- _Direction_
Write the material out again in full, exactly.

# Start of Dataset excerpts

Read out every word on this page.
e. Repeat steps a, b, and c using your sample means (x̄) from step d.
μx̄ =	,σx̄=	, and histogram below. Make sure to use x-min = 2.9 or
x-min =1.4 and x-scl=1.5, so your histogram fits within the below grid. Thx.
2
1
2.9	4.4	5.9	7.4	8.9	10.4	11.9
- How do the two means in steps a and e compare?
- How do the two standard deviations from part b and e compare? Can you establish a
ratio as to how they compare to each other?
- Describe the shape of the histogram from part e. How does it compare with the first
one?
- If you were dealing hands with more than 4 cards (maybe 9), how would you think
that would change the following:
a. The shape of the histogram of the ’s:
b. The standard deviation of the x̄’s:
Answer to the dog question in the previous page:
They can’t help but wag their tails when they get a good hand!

# End of Dataset excerpts

- _Written response_
Read out every word on this page.
e. Repeat steps a, b, and c using your sample means (x̄) from step d.
μx̄ =	,σx̄=	, and histogram below. Make sure to use x-min = 2.9 or
x-min =1.4 and x-scl=1.5, so your histogram fits within the below grid. Thx.
2
1
2.9	4.4	5.9	7.4	8.9	10.4	11.9
- How do the two means in steps a and e compare?
- How do the two standard deviations from part b and e compare? Can you establish a
ratio as to how they compare to each other?
- Describe the shape of the histogram from part e. How does it compare with the first
one?
- If you were dealing hands with more than 4 cards (maybe 9), how would you think
that would change the following:
a. The shape of the histogram of the ’s:
b. The standard deviation of the x̄’s:
Answer to the dog question in the previous page:
They can’t help but wag their tails when they get a good hand!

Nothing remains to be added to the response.